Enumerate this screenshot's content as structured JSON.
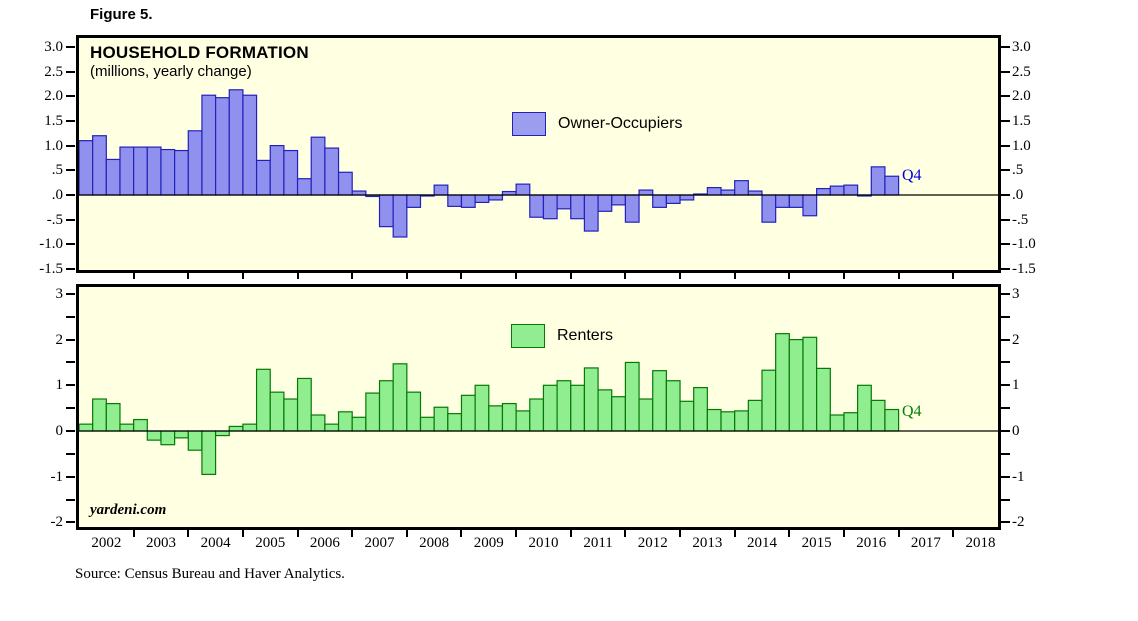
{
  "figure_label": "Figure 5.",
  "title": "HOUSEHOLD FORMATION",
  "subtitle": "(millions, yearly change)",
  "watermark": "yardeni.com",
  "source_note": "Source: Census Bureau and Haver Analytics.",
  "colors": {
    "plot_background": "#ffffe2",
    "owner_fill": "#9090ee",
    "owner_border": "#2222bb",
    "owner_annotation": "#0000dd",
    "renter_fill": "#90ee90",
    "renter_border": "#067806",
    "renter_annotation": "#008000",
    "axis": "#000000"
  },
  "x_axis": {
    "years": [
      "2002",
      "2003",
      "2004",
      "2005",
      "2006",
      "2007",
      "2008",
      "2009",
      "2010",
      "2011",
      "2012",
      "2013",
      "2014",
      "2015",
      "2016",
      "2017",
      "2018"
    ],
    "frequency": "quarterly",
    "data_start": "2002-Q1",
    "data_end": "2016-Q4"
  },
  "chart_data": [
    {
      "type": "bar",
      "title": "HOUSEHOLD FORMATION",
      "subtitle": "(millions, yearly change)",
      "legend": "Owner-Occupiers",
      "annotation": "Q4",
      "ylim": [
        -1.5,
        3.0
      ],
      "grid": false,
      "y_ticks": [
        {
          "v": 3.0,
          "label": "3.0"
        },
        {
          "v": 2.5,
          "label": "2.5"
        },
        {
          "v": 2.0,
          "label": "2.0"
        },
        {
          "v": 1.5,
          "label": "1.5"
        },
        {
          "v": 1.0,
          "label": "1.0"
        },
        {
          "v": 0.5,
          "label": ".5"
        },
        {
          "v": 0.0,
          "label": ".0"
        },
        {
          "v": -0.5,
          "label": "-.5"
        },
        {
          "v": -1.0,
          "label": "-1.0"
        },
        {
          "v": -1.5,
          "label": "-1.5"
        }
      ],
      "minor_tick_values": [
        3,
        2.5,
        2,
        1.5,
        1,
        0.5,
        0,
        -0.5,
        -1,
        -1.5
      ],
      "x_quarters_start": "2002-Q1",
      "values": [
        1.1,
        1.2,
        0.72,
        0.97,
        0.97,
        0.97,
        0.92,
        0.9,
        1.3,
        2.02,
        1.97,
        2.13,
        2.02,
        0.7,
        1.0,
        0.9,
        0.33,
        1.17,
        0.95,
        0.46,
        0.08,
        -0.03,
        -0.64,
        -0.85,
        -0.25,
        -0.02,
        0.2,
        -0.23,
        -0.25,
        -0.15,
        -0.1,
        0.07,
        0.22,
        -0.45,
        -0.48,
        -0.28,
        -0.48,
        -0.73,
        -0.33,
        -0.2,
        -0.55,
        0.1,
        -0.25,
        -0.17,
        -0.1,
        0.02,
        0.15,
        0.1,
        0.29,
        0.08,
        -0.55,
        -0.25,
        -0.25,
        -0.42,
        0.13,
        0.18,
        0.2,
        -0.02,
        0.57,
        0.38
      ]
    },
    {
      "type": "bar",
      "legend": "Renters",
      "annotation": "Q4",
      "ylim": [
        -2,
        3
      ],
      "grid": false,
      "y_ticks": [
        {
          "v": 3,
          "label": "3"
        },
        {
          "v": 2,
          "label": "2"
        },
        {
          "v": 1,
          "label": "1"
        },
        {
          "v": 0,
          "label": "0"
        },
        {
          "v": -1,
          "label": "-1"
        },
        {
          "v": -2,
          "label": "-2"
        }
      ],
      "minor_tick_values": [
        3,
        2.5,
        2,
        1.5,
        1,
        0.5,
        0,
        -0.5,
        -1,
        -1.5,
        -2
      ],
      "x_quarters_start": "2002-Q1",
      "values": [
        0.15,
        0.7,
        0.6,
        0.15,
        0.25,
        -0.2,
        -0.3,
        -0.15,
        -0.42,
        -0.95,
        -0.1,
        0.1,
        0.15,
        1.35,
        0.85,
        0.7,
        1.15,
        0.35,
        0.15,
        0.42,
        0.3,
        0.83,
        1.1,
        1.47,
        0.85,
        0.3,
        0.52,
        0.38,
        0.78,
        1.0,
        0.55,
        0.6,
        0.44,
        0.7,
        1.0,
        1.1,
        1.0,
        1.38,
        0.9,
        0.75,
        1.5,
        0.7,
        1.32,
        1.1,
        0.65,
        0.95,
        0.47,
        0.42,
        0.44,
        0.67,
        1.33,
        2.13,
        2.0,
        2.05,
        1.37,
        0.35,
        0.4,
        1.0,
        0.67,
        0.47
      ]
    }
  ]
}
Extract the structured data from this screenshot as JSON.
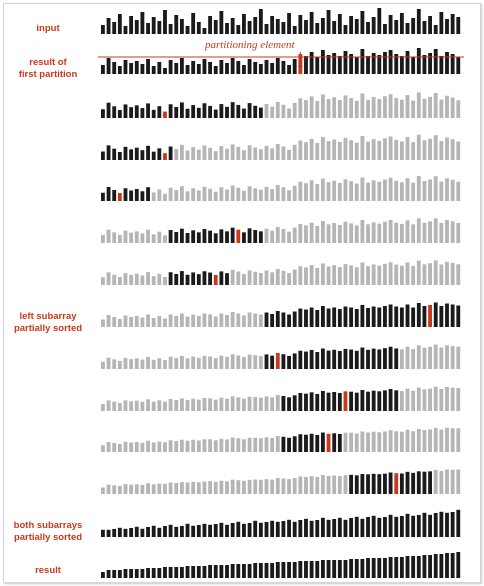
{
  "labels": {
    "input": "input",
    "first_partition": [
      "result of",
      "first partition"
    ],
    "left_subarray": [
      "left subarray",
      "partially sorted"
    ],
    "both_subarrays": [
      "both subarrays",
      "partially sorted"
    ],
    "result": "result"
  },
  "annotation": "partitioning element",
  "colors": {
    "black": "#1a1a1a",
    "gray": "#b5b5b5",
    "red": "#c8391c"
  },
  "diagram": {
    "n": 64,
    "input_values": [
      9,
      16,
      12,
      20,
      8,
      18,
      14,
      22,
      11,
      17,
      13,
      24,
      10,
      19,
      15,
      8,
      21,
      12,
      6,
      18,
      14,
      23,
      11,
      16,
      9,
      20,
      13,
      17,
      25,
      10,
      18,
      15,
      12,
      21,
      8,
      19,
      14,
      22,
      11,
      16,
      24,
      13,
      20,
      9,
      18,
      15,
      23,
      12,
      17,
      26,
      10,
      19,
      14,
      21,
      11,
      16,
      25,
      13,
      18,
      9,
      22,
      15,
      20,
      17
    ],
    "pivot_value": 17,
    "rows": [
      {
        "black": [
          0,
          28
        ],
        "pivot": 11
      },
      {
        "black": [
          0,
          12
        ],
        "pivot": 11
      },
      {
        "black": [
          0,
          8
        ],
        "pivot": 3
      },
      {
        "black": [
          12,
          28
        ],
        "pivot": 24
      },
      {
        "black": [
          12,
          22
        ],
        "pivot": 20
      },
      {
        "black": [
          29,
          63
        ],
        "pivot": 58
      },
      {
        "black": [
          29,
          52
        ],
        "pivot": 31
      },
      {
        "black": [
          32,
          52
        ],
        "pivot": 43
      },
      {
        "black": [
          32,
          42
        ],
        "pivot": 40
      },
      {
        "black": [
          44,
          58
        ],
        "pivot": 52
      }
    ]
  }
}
____________________
● **CHALLENGE**
Every record above must be given again exactly; drop the pictures.

● **WRITTEN RESPONSE**
Enumerate this screenshot's content as structured JSON.
{
  "figure_label": "Figure 5.",
  "title": "HOUSEHOLD FORMATION",
  "subtitle": "(millions, yearly change)",
  "watermark": "yardeni.com",
  "source_note": "Source: Census Bureau and Haver Analytics.",
  "colors": {
    "plot_background": "#ffffe2",
    "owner_fill": "#9090ee",
    "owner_border": "#2222bb",
    "owner_annotation": "#0000dd",
    "renter_fill": "#90ee90",
    "renter_border": "#067806",
    "renter_annotation": "#008000",
    "axis": "#000000"
  },
  "x_axis": {
    "years": [
      "2002",
      "2003",
      "2004",
      "2005",
      "2006",
      "2007",
      "2008",
      "2009",
      "2010",
      "2011",
      "2012",
      "2013",
      "2014",
      "2015",
      "2016",
      "2017",
      "2018"
    ],
    "frequency": "quarterly",
    "data_start": "2002-Q1",
    "data_end": "2016-Q4"
  },
  "chart_data": [
    {
      "type": "bar",
      "title": "HOUSEHOLD FORMATION",
      "subtitle": "(millions, yearly change)",
      "legend": "Owner-Occupiers",
      "annotation": "Q4",
      "ylim": [
        -1.5,
        3.0
      ],
      "grid": false,
      "y_ticks": [
        {
          "v": 3.0,
          "label": "3.0"
        },
        {
          "v": 2.5,
          "label": "2.5"
        },
        {
          "v": 2.0,
          "label": "2.0"
        },
        {
          "v": 1.5,
          "label": "1.5"
        },
        {
          "v": 1.0,
          "label": "1.0"
        },
        {
          "v": 0.5,
          "label": ".5"
        },
        {
          "v": 0.0,
          "label": ".0"
        },
        {
          "v": -0.5,
          "label": "-.5"
        },
        {
          "v": -1.0,
          "label": "-1.0"
        },
        {
          "v": -1.5,
          "label": "-1.5"
        }
      ],
      "minor_tick_values": [
        3,
        2.5,
        2,
        1.5,
        1,
        0.5,
        0,
        -0.5,
        -1,
        -1.5
      ],
      "x_quarters_start": "2002-Q1",
      "values": [
        1.1,
        1.2,
        0.72,
        0.97,
        0.97,
        0.97,
        0.92,
        0.9,
        1.3,
        2.02,
        1.97,
        2.13,
        2.02,
        0.7,
        1.0,
        0.9,
        0.33,
        1.17,
        0.95,
        0.46,
        0.08,
        -0.03,
        -0.64,
        -0.85,
        -0.25,
        -0.02,
        0.2,
        -0.23,
        -0.25,
        -0.15,
        -0.1,
        0.07,
        0.22,
        -0.45,
        -0.48,
        -0.28,
        -0.48,
        -0.73,
        -0.33,
        -0.2,
        -0.55,
        0.1,
        -0.25,
        -0.17,
        -0.1,
        0.02,
        0.15,
        0.1,
        0.29,
        0.08,
        -0.55,
        -0.25,
        -0.25,
        -0.42,
        0.13,
        0.18,
        0.2,
        -0.02,
        0.57,
        0.38
      ]
    },
    {
      "type": "bar",
      "legend": "Renters",
      "annotation": "Q4",
      "ylim": [
        -2,
        3
      ],
      "grid": false,
      "y_ticks": [
        {
          "v": 3,
          "label": "3"
        },
        {
          "v": 2,
          "label": "2"
        },
        {
          "v": 1,
          "label": "1"
        },
        {
          "v": 0,
          "label": "0"
        },
        {
          "v": -1,
          "label": "-1"
        },
        {
          "v": -2,
          "label": "-2"
        }
      ],
      "minor_tick_values": [
        3,
        2.5,
        2,
        1.5,
        1,
        0.5,
        0,
        -0.5,
        -1,
        -1.5,
        -2
      ],
      "x_quarters_start": "2002-Q1",
      "values": [
        0.15,
        0.7,
        0.6,
        0.15,
        0.25,
        -0.2,
        -0.3,
        -0.15,
        -0.42,
        -0.95,
        -0.1,
        0.1,
        0.15,
        1.35,
        0.85,
        0.7,
        1.15,
        0.35,
        0.15,
        0.42,
        0.3,
        0.83,
        1.1,
        1.47,
        0.85,
        0.3,
        0.52,
        0.38,
        0.78,
        1.0,
        0.55,
        0.6,
        0.44,
        0.7,
        1.0,
        1.1,
        1.0,
        1.38,
        0.9,
        0.75,
        1.5,
        0.7,
        1.32,
        1.1,
        0.65,
        0.95,
        0.47,
        0.42,
        0.44,
        0.67,
        1.33,
        2.13,
        2.0,
        2.05,
        1.37,
        0.35,
        0.4,
        1.0,
        0.67,
        0.47
      ]
    }
  ]
}
Extract the structured data from this screenshot as JSON.
{
  "labels": {
    "input": "input",
    "first_partition": [
      "result of",
      "first partition"
    ],
    "left_subarray": [
      "left subarray",
      "partially sorted"
    ],
    "both_subarrays": [
      "both subarrays",
      "partially sorted"
    ],
    "result": "result"
  },
  "annotation": "partitioning element",
  "colors": {
    "black": "#1a1a1a",
    "gray": "#b5b5b5",
    "red": "#c8391c"
  },
  "diagram": {
    "n": 64,
    "input_values": [
      9,
      16,
      12,
      20,
      8,
      18,
      14,
      22,
      11,
      17,
      13,
      24,
      10,
      19,
      15,
      8,
      21,
      12,
      6,
      18,
      14,
      23,
      11,
      16,
      9,
      20,
      13,
      17,
      25,
      10,
      18,
      15,
      12,
      21,
      8,
      19,
      14,
      22,
      11,
      16,
      24,
      13,
      20,
      9,
      18,
      15,
      23,
      12,
      17,
      26,
      10,
      19,
      14,
      21,
      11,
      16,
      25,
      13,
      18,
      9,
      22,
      15,
      20,
      17
    ],
    "pivot_value": 17,
    "rows": [
      {
        "black": [
          0,
          28
        ],
        "pivot": 11
      },
      {
        "black": [
          0,
          12
        ],
        "pivot": 11
      },
      {
        "black": [
          0,
          8
        ],
        "pivot": 3
      },
      {
        "black": [
          12,
          28
        ],
        "pivot": 24
      },
      {
        "black": [
          12,
          22
        ],
        "pivot": 20
      },
      {
        "black": [
          29,
          63
        ],
        "pivot": 58
      },
      {
        "black": [
          29,
          52
        ],
        "pivot": 31
      },
      {
        "black": [
          32,
          52
        ],
        "pivot": 43
      },
      {
        "black": [
          32,
          42
        ],
        "pivot": 40
      },
      {
        "black": [
          44,
          58
        ],
        "pivot": 52
      }
    ]
  }
}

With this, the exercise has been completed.